### TASK DATA
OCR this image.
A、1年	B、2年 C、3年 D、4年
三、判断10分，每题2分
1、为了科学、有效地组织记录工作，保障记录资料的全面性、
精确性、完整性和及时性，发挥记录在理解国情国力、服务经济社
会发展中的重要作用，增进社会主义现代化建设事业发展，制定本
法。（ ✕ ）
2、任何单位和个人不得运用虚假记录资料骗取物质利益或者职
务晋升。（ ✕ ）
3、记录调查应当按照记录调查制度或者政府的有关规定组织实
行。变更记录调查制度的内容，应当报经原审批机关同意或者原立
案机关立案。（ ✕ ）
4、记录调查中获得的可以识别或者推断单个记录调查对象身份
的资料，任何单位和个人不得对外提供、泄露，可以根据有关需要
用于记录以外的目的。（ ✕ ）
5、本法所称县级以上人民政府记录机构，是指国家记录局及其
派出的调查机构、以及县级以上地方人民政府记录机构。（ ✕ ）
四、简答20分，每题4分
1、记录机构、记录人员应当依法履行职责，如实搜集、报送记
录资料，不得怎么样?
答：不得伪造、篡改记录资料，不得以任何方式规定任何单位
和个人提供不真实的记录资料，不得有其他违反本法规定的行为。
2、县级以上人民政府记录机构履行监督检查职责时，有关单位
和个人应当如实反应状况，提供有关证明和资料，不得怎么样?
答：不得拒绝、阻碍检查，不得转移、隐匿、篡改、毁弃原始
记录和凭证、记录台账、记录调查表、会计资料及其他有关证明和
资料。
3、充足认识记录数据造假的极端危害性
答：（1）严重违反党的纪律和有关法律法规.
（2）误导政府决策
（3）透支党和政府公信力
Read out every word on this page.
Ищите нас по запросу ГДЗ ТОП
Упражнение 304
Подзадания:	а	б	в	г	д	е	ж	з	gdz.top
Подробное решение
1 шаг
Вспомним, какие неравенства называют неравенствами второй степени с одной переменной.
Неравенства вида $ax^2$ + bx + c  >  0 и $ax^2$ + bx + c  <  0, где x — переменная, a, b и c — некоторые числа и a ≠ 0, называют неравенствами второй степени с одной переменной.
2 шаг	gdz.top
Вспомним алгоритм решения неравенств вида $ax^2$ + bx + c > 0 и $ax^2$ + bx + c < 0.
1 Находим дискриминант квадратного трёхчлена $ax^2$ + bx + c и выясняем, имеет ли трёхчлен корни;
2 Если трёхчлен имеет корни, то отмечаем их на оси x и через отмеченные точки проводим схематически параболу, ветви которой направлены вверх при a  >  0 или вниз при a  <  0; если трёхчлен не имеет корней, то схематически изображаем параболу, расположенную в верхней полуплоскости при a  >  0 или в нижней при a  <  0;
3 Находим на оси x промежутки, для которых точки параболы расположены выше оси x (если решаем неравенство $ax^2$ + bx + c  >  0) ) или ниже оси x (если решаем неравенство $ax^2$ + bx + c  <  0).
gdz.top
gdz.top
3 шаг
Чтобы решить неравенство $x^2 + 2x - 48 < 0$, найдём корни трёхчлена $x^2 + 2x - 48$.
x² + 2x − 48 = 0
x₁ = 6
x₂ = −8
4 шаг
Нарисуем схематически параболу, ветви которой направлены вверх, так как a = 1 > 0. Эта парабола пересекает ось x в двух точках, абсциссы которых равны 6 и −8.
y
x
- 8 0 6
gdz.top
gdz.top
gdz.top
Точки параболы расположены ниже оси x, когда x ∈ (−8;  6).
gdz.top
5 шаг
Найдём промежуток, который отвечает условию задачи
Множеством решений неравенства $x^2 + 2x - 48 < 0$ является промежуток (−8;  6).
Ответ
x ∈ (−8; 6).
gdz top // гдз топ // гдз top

### TASK REQUIREMENTS
The records above should be duplicated in full, exactly as given.

### TASK SOLUTION
OCR this image.
A、1年	B、2年 C、3年 D、4年
三、判断10分，每题2分
1、为了科学、有效地组织记录工作，保障记录资料的全面性、
精确性、完整性和及时性，发挥记录在理解国情国力、服务经济社
会发展中的重要作用，增进社会主义现代化建设事业发展，制定本
法。（ ✕ ）
2、任何单位和个人不得运用虚假记录资料骗取物质利益或者职
务晋升。（ ✕ ）
3、记录调查应当按照记录调查制度或者政府的有关规定组织实
行。变更记录调查制度的内容，应当报经原审批机关同意或者原立
案机关立案。（ ✕ ）
4、记录调查中获得的可以识别或者推断单个记录调查对象身份
的资料，任何单位和个人不得对外提供、泄露，可以根据有关需要
用于记录以外的目的。（ ✕ ）
5、本法所称县级以上人民政府记录机构，是指国家记录局及其
派出的调查机构、以及县级以上地方人民政府记录机构。（ ✕ ）
四、简答20分，每题4分
1、记录机构、记录人员应当依法履行职责，如实搜集、报送记
录资料，不得怎么样?
答：不得伪造、篡改记录资料，不得以任何方式规定任何单位
和个人提供不真实的记录资料，不得有其他违反本法规定的行为。
2、县级以上人民政府记录机构履行监督检查职责时，有关单位
和个人应当如实反应状况，提供有关证明和资料，不得怎么样?
答：不得拒绝、阻碍检查，不得转移、隐匿、篡改、毁弃原始
记录和凭证、记录台账、记录调查表、会计资料及其他有关证明和
资料。
3、充足认识记录数据造假的极端危害性
答：（1）严重违反党的纪律和有关法律法规.
（2）误导政府决策
（3）透支党和政府公信力
Read out every word on this page.
Ищите нас по запросу ГДЗ ТОП
Упражнение 304
Подзадания:	а	б	в	г	д	е	ж	з	gdz.top
Подробное решение
1 шаг
Вспомним, какие неравенства называют неравенствами второй степени с одной переменной.
Неравенства вида $ax^2$ + bx + c  >  0 и $ax^2$ + bx + c  <  0, где x — переменная, a, b и c — некоторые числа и a ≠ 0, называют неравенствами второй степени с одной переменной.
2 шаг	gdz.top
Вспомним алгоритм решения неравенств вида $ax^2$ + bx + c > 0 и $ax^2$ + bx + c < 0.
1 Находим дискриминант квадратного трёхчлена $ax^2$ + bx + c и выясняем, имеет ли трёхчлен корни;
2 Если трёхчлен имеет корни, то отмечаем их на оси x и через отмеченные точки проводим схематически параболу, ветви которой направлены вверх при a  >  0 или вниз при a  <  0; если трёхчлен не имеет корней, то схематически изображаем параболу, расположенную в верхней полуплоскости при a  >  0 или в нижней при a  <  0;
3 Находим на оси x промежутки, для которых точки параболы расположены выше оси x (если решаем неравенство $ax^2$ + bx + c  >  0) ) или ниже оси x (если решаем неравенство $ax^2$ + bx + c  <  0).
gdz.top
gdz.top
3 шаг
Чтобы решить неравенство $x^2 + 2x - 48 < 0$, найдём корни трёхчлена $x^2 + 2x - 48$.
x² + 2x − 48 = 0
x₁ = 6
x₂ = −8
4 шаг
Нарисуем схематически параболу, ветви которой направлены вверх, так как a = 1 > 0. Эта парабола пересекает ось x в двух точках, абсциссы которых равны 6 и −8.
y
x
- 8 0 6
gdz.top
gdz.top
gdz.top
Точки параболы расположены ниже оси x, когда x ∈ (−8;  6).
gdz.top
5 шаг
Найдём промежуток, который отвечает условию задачи
Множеством решений неравенства $x^2 + 2x - 48 < 0$ является промежуток (−8;  6).
Ответ
x ∈ (−8; 6).
gdz top // гдз топ // гдз top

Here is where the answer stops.